Would you transcribe all of the data exactly, down to the last character?
══════
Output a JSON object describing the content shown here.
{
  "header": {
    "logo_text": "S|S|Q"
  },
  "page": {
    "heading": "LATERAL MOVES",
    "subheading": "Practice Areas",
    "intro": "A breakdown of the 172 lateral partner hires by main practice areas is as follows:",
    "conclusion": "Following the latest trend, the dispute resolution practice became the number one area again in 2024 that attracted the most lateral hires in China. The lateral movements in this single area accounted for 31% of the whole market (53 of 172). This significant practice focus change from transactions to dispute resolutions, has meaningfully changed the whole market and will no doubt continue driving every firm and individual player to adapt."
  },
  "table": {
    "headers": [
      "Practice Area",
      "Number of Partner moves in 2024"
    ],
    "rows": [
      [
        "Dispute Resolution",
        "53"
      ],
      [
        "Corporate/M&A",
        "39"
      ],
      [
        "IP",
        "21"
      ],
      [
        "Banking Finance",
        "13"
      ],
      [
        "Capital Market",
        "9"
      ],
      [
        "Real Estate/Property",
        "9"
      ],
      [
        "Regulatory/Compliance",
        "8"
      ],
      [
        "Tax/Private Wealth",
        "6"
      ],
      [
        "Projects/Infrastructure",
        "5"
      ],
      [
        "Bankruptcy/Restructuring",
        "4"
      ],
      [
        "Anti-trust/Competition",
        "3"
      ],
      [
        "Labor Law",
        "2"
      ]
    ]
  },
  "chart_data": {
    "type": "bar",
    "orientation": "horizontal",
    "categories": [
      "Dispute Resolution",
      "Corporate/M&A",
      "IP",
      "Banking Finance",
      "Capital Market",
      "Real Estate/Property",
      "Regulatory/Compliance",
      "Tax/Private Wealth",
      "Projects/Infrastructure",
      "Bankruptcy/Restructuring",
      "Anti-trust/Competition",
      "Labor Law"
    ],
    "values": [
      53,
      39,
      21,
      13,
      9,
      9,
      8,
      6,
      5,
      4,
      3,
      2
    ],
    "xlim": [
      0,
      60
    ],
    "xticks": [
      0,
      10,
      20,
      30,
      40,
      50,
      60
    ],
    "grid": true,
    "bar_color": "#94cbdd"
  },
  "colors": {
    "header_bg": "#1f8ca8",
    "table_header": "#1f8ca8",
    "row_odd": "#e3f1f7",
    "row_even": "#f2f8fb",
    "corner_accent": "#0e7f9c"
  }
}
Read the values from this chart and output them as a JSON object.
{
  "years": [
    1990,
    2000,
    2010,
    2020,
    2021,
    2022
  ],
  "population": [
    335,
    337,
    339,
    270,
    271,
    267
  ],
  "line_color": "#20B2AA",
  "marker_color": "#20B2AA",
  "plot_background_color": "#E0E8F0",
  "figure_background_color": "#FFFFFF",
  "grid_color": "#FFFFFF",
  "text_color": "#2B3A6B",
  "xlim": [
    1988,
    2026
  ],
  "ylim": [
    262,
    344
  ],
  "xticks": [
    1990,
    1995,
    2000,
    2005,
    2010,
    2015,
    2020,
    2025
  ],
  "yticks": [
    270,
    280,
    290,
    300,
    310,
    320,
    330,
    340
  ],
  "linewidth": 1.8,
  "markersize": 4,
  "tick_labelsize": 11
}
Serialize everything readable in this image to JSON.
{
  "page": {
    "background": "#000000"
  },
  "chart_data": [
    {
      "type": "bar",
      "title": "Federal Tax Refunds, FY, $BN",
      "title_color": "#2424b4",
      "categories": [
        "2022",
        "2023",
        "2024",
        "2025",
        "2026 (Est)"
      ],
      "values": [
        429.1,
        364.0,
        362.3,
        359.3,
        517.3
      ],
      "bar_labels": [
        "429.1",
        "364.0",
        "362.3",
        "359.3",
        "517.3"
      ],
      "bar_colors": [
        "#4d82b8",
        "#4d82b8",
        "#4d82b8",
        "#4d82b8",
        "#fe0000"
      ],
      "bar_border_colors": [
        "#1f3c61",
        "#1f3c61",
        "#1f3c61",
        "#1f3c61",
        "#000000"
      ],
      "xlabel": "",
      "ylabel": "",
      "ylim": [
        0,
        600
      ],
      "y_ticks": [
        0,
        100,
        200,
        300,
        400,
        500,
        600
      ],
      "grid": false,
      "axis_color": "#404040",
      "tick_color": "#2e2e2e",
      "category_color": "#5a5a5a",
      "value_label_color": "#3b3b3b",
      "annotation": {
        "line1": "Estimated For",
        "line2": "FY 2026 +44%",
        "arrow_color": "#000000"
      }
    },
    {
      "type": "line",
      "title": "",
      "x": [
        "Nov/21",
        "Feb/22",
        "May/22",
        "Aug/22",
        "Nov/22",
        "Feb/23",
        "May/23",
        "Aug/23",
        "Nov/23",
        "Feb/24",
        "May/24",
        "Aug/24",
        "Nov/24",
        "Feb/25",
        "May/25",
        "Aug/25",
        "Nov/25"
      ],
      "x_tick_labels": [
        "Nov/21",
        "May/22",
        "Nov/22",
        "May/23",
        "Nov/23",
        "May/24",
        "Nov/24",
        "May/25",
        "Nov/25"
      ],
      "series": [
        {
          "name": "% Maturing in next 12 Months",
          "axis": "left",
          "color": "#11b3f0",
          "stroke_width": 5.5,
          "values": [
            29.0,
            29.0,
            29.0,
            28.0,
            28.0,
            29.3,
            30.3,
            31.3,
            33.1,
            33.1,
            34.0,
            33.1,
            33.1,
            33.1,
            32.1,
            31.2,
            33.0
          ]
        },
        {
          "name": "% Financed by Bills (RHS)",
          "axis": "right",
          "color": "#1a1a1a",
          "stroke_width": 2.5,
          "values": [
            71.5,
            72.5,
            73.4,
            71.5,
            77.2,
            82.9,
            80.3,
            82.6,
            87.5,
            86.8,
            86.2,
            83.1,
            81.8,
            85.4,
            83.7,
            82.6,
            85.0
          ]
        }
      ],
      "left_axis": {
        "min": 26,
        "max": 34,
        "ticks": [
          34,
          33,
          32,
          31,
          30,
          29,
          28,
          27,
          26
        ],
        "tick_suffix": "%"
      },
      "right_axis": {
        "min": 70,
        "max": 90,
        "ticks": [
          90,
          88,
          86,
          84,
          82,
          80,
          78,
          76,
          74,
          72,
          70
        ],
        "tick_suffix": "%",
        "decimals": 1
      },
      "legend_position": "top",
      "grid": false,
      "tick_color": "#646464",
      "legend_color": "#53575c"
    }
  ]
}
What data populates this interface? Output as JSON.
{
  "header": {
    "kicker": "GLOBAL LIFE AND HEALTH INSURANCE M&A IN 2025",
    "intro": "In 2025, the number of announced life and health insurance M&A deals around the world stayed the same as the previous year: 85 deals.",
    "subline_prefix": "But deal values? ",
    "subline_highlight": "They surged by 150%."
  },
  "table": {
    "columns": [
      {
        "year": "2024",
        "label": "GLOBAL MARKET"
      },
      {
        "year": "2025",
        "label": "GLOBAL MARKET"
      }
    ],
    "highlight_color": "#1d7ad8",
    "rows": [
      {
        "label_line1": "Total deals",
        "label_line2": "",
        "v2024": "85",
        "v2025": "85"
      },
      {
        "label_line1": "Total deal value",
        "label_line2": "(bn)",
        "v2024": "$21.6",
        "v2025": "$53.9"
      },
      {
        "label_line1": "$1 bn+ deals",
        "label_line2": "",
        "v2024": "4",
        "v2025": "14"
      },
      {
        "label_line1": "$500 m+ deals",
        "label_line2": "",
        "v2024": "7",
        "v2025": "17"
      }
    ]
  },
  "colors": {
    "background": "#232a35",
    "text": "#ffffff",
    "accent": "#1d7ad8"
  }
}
══════
> [SOLVED PROBLEM]:
Output a JSON object describing the content shown here.
{
  "header": {
    "logo_text": "S|S|Q"
  },
  "page": {
    "heading": "LATERAL MOVES",
    "subheading": "Practice Areas",
    "intro": "A breakdown of the 172 lateral partner hires by main practice areas is as follows:",
    "conclusion": "Following the latest trend, the dispute resolution practice became the number one area again in 2024 that attracted the most lateral hires in China. The lateral movements in this single area accounted for 31% of the whole market (53 of 172). This significant practice focus change from transactions to dispute resolutions, has meaningfully changed the whole market and will no doubt continue driving every firm and individual player to adapt."
  },
  "table": {
    "headers": [
      "Practice Area",
      "Number of Partner moves in 2024"
    ],
    "rows": [
      [
        "Dispute Resolution",
        "53"
      ],
      [
        "Corporate/M&A",
        "39"
      ],
      [
        "IP",
        "21"
      ],
      [
        "Banking Finance",
        "13"
      ],
      [
        "Capital Market",
        "9"
      ],
      [
        "Real Estate/Property",
        "9"
      ],
      [
        "Regulatory/Compliance",
        "8"
      ],
      [
        "Tax/Private Wealth",
        "6"
      ],
      [
        "Projects/Infrastructure",
        "5"
      ],
      [
        "Bankruptcy/Restructuring",
        "4"
      ],
      [
        "Anti-trust/Competition",
        "3"
      ],
      [
        "Labor Law",
        "2"
      ]
    ]
  },
  "chart_data": {
    "type": "bar",
    "orientation": "horizontal",
    "categories": [
      "Dispute Resolution",
      "Corporate/M&A",
      "IP",
      "Banking Finance",
      "Capital Market",
      "Real Estate/Property",
      "Regulatory/Compliance",
      "Tax/Private Wealth",
      "Projects/Infrastructure",
      "Bankruptcy/Restructuring",
      "Anti-trust/Competition",
      "Labor Law"
    ],
    "values": [
      53,
      39,
      21,
      13,
      9,
      9,
      8,
      6,
      5,
      4,
      3,
      2
    ],
    "xlim": [
      0,
      60
    ],
    "xticks": [
      0,
      10,
      20,
      30,
      40,
      50,
      60
    ],
    "grid": true,
    "bar_color": "#94cbdd"
  },
  "colors": {
    "header_bg": "#1f8ca8",
    "table_header": "#1f8ca8",
    "row_odd": "#e3f1f7",
    "row_even": "#f2f8fb",
    "corner_accent": "#0e7f9c"
  }
}
Read the values from this chart and output them as a JSON object.
{
  "years": [
    1990,
    2000,
    2010,
    2020,
    2021,
    2022
  ],
  "population": [
    335,
    337,
    339,
    270,
    271,
    267
  ],
  "line_color": "#20B2AA",
  "marker_color": "#20B2AA",
  "plot_background_color": "#E0E8F0",
  "figure_background_color": "#FFFFFF",
  "grid_color": "#FFFFFF",
  "text_color": "#2B3A6B",
  "xlim": [
    1988,
    2026
  ],
  "ylim": [
    262,
    344
  ],
  "xticks": [
    1990,
    1995,
    2000,
    2005,
    2010,
    2015,
    2020,
    2025
  ],
  "yticks": [
    270,
    280,
    290,
    300,
    310,
    320,
    330,
    340
  ],
  "linewidth": 1.8,
  "markersize": 4,
  "tick_labelsize": 11
}
Serialize everything readable in this image to JSON.
{
  "page": {
    "background": "#000000"
  },
  "chart_data": [
    {
      "type": "bar",
      "title": "Federal Tax Refunds, FY, $BN",
      "title_color": "#2424b4",
      "categories": [
        "2022",
        "2023",
        "2024",
        "2025",
        "2026 (Est)"
      ],
      "values": [
        429.1,
        364.0,
        362.3,
        359.3,
        517.3
      ],
      "bar_labels": [
        "429.1",
        "364.0",
        "362.3",
        "359.3",
        "517.3"
      ],
      "bar_colors": [
        "#4d82b8",
        "#4d82b8",
        "#4d82b8",
        "#4d82b8",
        "#fe0000"
      ],
      "bar_border_colors": [
        "#1f3c61",
        "#1f3c61",
        "#1f3c61",
        "#1f3c61",
        "#000000"
      ],
      "xlabel": "",
      "ylabel": "",
      "ylim": [
        0,
        600
      ],
      "y_ticks": [
        0,
        100,
        200,
        300,
        400,
        500,
        600
      ],
      "grid": false,
      "axis_color": "#404040",
      "tick_color": "#2e2e2e",
      "category_color": "#5a5a5a",
      "value_label_color": "#3b3b3b",
      "annotation": {
        "line1": "Estimated For",
        "line2": "FY 2026 +44%",
        "arrow_color": "#000000"
      }
    },
    {
      "type": "line",
      "title": "",
      "x": [
        "Nov/21",
        "Feb/22",
        "May/22",
        "Aug/22",
        "Nov/22",
        "Feb/23",
        "May/23",
        "Aug/23",
        "Nov/23",
        "Feb/24",
        "May/24",
        "Aug/24",
        "Nov/24",
        "Feb/25",
        "May/25",
        "Aug/25",
        "Nov/25"
      ],
      "x_tick_labels": [
        "Nov/21",
        "May/22",
        "Nov/22",
        "May/23",
        "Nov/23",
        "May/24",
        "Nov/24",
        "May/25",
        "Nov/25"
      ],
      "series": [
        {
          "name": "% Maturing in next 12 Months",
          "axis": "left",
          "color": "#11b3f0",
          "stroke_width": 5.5,
          "values": [
            29.0,
            29.0,
            29.0,
            28.0,
            28.0,
            29.3,
            30.3,
            31.3,
            33.1,
            33.1,
            34.0,
            33.1,
            33.1,
            33.1,
            32.1,
            31.2,
            33.0
          ]
        },
        {
          "name": "% Financed by Bills (RHS)",
          "axis": "right",
          "color": "#1a1a1a",
          "stroke_width": 2.5,
          "values": [
            71.5,
            72.5,
            73.4,
            71.5,
            77.2,
            82.9,
            80.3,
            82.6,
            87.5,
            86.8,
            86.2,
            83.1,
            81.8,
            85.4,
            83.7,
            82.6,
            85.0
          ]
        }
      ],
      "left_axis": {
        "min": 26,
        "max": 34,
        "ticks": [
          34,
          33,
          32,
          31,
          30,
          29,
          28,
          27,
          26
        ],
        "tick_suffix": "%"
      },
      "right_axis": {
        "min": 70,
        "max": 90,
        "ticks": [
          90,
          88,
          86,
          84,
          82,
          80,
          78,
          76,
          74,
          72,
          70
        ],
        "tick_suffix": "%",
        "decimals": 1
      },
      "legend_position": "top",
      "grid": false,
      "tick_color": "#646464",
      "legend_color": "#53575c"
    }
  ]
}
What data populates this interface? Output as JSON.
{
  "header": {
    "kicker": "GLOBAL LIFE AND HEALTH INSURANCE M&A IN 2025",
    "intro": "In 2025, the number of announced life and health insurance M&A deals around the world stayed the same as the previous year: 85 deals.",
    "subline_prefix": "But deal values? ",
    "subline_highlight": "They surged by 150%."
  },
  "table": {
    "columns": [
      {
        "year": "2024",
        "label": "GLOBAL MARKET"
      },
      {
        "year": "2025",
        "label": "GLOBAL MARKET"
      }
    ],
    "highlight_color": "#1d7ad8",
    "rows": [
      {
        "label_line1": "Total deals",
        "label_line2": "",
        "v2024": "85",
        "v2025": "85"
      },
      {
        "label_line1": "Total deal value",
        "label_line2": "(bn)",
        "v2024": "$21.6",
        "v2025": "$53.9"
      },
      {
        "label_line1": "$1 bn+ deals",
        "label_line2": "",
        "v2024": "4",
        "v2025": "14"
      },
      {
        "label_line1": "$500 m+ deals",
        "label_line2": "",
        "v2024": "7",
        "v2025": "17"
      }
    ]
  },
  "colors": {
    "background": "#232a35",
    "text": "#ffffff",
    "accent": "#1d7ad8"
  }
}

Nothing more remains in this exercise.